▸ Exercise description
Repeat the material exactly, every line of it.

▸ Given records

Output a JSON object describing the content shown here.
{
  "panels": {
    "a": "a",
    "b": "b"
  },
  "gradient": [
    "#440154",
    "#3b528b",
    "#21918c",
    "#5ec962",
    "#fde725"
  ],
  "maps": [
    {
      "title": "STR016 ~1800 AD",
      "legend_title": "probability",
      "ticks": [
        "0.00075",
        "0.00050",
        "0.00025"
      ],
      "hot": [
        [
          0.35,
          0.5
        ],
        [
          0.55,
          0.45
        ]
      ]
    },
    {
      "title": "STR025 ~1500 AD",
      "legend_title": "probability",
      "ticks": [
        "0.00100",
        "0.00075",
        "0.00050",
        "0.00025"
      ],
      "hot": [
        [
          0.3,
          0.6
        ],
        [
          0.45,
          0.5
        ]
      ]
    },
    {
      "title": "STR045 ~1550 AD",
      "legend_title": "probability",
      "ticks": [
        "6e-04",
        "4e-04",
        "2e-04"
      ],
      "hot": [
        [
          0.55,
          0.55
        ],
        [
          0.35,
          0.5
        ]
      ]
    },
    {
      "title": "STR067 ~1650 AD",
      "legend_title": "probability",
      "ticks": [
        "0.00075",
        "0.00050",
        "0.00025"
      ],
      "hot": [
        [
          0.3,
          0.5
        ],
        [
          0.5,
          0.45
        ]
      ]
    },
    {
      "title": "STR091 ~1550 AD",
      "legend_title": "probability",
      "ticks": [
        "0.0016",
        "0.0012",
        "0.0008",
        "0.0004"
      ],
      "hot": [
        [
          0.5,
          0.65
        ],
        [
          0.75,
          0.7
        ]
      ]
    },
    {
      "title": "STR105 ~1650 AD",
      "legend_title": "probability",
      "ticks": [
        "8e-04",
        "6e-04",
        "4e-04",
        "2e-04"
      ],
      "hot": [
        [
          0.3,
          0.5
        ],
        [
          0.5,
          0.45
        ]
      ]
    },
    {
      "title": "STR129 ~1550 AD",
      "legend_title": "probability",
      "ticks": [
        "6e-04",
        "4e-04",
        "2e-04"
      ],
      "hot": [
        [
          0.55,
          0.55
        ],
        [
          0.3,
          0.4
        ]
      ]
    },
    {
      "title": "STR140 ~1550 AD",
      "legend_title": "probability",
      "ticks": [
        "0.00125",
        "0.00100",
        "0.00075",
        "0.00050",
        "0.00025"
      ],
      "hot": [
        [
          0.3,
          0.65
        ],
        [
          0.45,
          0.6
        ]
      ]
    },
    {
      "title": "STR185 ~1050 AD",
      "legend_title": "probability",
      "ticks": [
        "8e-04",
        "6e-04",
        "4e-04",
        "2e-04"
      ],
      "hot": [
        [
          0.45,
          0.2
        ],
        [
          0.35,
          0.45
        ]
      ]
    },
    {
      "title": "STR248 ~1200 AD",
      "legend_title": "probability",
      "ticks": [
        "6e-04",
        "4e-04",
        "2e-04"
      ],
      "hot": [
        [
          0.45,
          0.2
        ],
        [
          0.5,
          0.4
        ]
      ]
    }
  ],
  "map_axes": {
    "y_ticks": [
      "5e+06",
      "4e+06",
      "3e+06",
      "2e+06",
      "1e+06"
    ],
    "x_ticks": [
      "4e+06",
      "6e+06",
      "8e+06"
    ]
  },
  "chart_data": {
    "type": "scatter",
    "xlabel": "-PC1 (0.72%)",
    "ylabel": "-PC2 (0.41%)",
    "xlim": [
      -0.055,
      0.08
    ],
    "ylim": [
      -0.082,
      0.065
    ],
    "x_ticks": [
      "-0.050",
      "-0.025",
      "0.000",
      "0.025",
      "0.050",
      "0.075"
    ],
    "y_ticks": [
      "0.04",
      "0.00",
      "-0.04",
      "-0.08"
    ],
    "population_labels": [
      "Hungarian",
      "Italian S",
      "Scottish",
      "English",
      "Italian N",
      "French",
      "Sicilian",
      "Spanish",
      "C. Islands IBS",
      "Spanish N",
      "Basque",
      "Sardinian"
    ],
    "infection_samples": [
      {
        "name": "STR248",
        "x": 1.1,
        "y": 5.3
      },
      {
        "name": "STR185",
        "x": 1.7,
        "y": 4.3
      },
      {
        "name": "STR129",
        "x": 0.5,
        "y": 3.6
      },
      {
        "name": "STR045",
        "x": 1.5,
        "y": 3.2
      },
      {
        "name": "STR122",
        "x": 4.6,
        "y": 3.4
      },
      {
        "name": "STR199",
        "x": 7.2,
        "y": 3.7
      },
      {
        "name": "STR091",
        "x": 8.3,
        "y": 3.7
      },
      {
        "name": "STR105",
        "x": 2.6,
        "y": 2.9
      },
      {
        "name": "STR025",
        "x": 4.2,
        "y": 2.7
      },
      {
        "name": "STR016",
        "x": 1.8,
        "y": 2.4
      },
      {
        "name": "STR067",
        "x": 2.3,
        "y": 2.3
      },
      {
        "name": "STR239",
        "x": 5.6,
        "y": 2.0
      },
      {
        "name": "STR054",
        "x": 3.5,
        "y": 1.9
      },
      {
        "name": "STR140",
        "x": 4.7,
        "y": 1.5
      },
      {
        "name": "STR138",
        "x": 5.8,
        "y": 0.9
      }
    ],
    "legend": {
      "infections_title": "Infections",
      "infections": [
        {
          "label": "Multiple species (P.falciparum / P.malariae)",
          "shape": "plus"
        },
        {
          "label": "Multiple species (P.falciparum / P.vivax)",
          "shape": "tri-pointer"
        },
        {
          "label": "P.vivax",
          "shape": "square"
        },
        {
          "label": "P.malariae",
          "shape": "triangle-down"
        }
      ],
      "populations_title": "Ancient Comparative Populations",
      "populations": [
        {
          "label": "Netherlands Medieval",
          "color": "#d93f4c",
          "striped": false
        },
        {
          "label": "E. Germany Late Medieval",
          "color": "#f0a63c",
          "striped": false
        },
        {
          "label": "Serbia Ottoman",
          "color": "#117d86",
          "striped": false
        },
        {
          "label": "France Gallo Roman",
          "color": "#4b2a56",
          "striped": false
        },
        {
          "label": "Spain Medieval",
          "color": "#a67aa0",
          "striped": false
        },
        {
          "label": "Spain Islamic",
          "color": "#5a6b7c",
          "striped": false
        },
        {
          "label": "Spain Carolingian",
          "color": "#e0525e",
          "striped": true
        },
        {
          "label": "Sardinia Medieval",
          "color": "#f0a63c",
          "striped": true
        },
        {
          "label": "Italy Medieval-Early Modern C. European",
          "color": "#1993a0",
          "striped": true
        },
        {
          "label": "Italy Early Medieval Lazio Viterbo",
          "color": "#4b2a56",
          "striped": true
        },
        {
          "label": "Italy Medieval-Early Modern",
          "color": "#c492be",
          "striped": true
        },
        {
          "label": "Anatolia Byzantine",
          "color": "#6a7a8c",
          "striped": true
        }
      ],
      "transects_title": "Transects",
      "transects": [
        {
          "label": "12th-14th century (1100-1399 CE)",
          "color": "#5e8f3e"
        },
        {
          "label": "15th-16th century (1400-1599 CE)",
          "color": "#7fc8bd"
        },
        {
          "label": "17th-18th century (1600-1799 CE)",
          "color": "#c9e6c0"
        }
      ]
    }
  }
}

▸ Exercise solution
Output a JSON object describing the content shown here.
{
  "panels": {
    "a": "a",
    "b": "b"
  },
  "gradient": [
    "#440154",
    "#3b528b",
    "#21918c",
    "#5ec962",
    "#fde725"
  ],
  "maps": [
    {
      "title": "STR016 ~1800 AD",
      "legend_title": "probability",
      "ticks": [
        "0.00075",
        "0.00050",
        "0.00025"
      ],
      "hot": [
        [
          0.35,
          0.5
        ],
        [
          0.55,
          0.45
        ]
      ]
    },
    {
      "title": "STR025 ~1500 AD",
      "legend_title": "probability",
      "ticks": [
        "0.00100",
        "0.00075",
        "0.00050",
        "0.00025"
      ],
      "hot": [
        [
          0.3,
          0.6
        ],
        [
          0.45,
          0.5
        ]
      ]
    },
    {
      "title": "STR045 ~1550 AD",
      "legend_title": "probability",
      "ticks": [
        "6e-04",
        "4e-04",
        "2e-04"
      ],
      "hot": [
        [
          0.55,
          0.55
        ],
        [
          0.35,
          0.5
        ]
      ]
    },
    {
      "title": "STR067 ~1650 AD",
      "legend_title": "probability",
      "ticks": [
        "0.00075",
        "0.00050",
        "0.00025"
      ],
      "hot": [
        [
          0.3,
          0.5
        ],
        [
          0.5,
          0.45
        ]
      ]
    },
    {
      "title": "STR091 ~1550 AD",
      "legend_title": "probability",
      "ticks": [
        "0.0016",
        "0.0012",
        "0.0008",
        "0.0004"
      ],
      "hot": [
        [
          0.5,
          0.65
        ],
        [
          0.75,
          0.7
        ]
      ]
    },
    {
      "title": "STR105 ~1650 AD",
      "legend_title": "probability",
      "ticks": [
        "8e-04",
        "6e-04",
        "4e-04",
        "2e-04"
      ],
      "hot": [
        [
          0.3,
          0.5
        ],
        [
          0.5,
          0.45
        ]
      ]
    },
    {
      "title": "STR129 ~1550 AD",
      "legend_title": "probability",
      "ticks": [
        "6e-04",
        "4e-04",
        "2e-04"
      ],
      "hot": [
        [
          0.55,
          0.55
        ],
        [
          0.3,
          0.4
        ]
      ]
    },
    {
      "title": "STR140 ~1550 AD",
      "legend_title": "probability",
      "ticks": [
        "0.00125",
        "0.00100",
        "0.00075",
        "0.00050",
        "0.00025"
      ],
      "hot": [
        [
          0.3,
          0.65
        ],
        [
          0.45,
          0.6
        ]
      ]
    },
    {
      "title": "STR185 ~1050 AD",
      "legend_title": "probability",
      "ticks": [
        "8e-04",
        "6e-04",
        "4e-04",
        "2e-04"
      ],
      "hot": [
        [
          0.45,
          0.2
        ],
        [
          0.35,
          0.45
        ]
      ]
    },
    {
      "title": "STR248 ~1200 AD",
      "legend_title": "probability",
      "ticks": [
        "6e-04",
        "4e-04",
        "2e-04"
      ],
      "hot": [
        [
          0.45,
          0.2
        ],
        [
          0.5,
          0.4
        ]
      ]
    }
  ],
  "map_axes": {
    "y_ticks": [
      "5e+06",
      "4e+06",
      "3e+06",
      "2e+06",
      "1e+06"
    ],
    "x_ticks": [
      "4e+06",
      "6e+06",
      "8e+06"
    ]
  },
  "chart_data": {
    "type": "scatter",
    "xlabel": "-PC1 (0.72%)",
    "ylabel": "-PC2 (0.41%)",
    "xlim": [
      -0.055,
      0.08
    ],
    "ylim": [
      -0.082,
      0.065
    ],
    "x_ticks": [
      "-0.050",
      "-0.025",
      "0.000",
      "0.025",
      "0.050",
      "0.075"
    ],
    "y_ticks": [
      "0.04",
      "0.00",
      "-0.04",
      "-0.08"
    ],
    "population_labels": [
      "Hungarian",
      "Italian S",
      "Scottish",
      "English",
      "Italian N",
      "French",
      "Sicilian",
      "Spanish",
      "C. Islands IBS",
      "Spanish N",
      "Basque",
      "Sardinian"
    ],
    "infection_samples": [
      {
        "name": "STR248",
        "x": 1.1,
        "y": 5.3
      },
      {
        "name": "STR185",
        "x": 1.7,
        "y": 4.3
      },
      {
        "name": "STR129",
        "x": 0.5,
        "y": 3.6
      },
      {
        "name": "STR045",
        "x": 1.5,
        "y": 3.2
      },
      {
        "name": "STR122",
        "x": 4.6,
        "y": 3.4
      },
      {
        "name": "STR199",
        "x": 7.2,
        "y": 3.7
      },
      {
        "name": "STR091",
        "x": 8.3,
        "y": 3.7
      },
      {
        "name": "STR105",
        "x": 2.6,
        "y": 2.9
      },
      {
        "name": "STR025",
        "x": 4.2,
        "y": 2.7
      },
      {
        "name": "STR016",
        "x": 1.8,
        "y": 2.4
      },
      {
        "name": "STR067",
        "x": 2.3,
        "y": 2.3
      },
      {
        "name": "STR239",
        "x": 5.6,
        "y": 2.0
      },
      {
        "name": "STR054",
        "x": 3.5,
        "y": 1.9
      },
      {
        "name": "STR140",
        "x": 4.7,
        "y": 1.5
      },
      {
        "name": "STR138",
        "x": 5.8,
        "y": 0.9
      }
    ],
    "legend": {
      "infections_title": "Infections",
      "infections": [
        {
          "label": "Multiple species (P.falciparum / P.malariae)",
          "shape": "plus"
        },
        {
          "label": "Multiple species (P.falciparum / P.vivax)",
          "shape": "tri-pointer"
        },
        {
          "label": "P.vivax",
          "shape": "square"
        },
        {
          "label": "P.malariae",
          "shape": "triangle-down"
        }
      ],
      "populations_title": "Ancient Comparative Populations",
      "populations": [
        {
          "label": "Netherlands Medieval",
          "color": "#d93f4c",
          "striped": false
        },
        {
          "label": "E. Germany Late Medieval",
          "color": "#f0a63c",
          "striped": false
        },
        {
          "label": "Serbia Ottoman",
          "color": "#117d86",
          "striped": false
        },
        {
          "label": "France Gallo Roman",
          "color": "#4b2a56",
          "striped": false
        },
        {
          "label": "Spain Medieval",
          "color": "#a67aa0",
          "striped": false
        },
        {
          "label": "Spain Islamic",
          "color": "#5a6b7c",
          "striped": false
        },
        {
          "label": "Spain Carolingian",
          "color": "#e0525e",
          "striped": true
        },
        {
          "label": "Sardinia Medieval",
          "color": "#f0a63c",
          "striped": true
        },
        {
          "label": "Italy Medieval-Early Modern C. European",
          "color": "#1993a0",
          "striped": true
        },
        {
          "label": "Italy Early Medieval Lazio Viterbo",
          "color": "#4b2a56",
          "striped": true
        },
        {
          "label": "Italy Medieval-Early Modern",
          "color": "#c492be",
          "striped": true
        },
        {
          "label": "Anatolia Byzantine",
          "color": "#6a7a8c",
          "striped": true
        }
      ],
      "transects_title": "Transects",
      "transects": [
        {
          "label": "12th-14th century (1100-1399 CE)",
          "color": "#5e8f3e"
        },
        {
          "label": "15th-16th century (1400-1599 CE)",
          "color": "#7fc8bd"
        },
        {
          "label": "17th-18th century (1600-1799 CE)",
          "color": "#c9e6c0"
        }
      ]
    }
  }
}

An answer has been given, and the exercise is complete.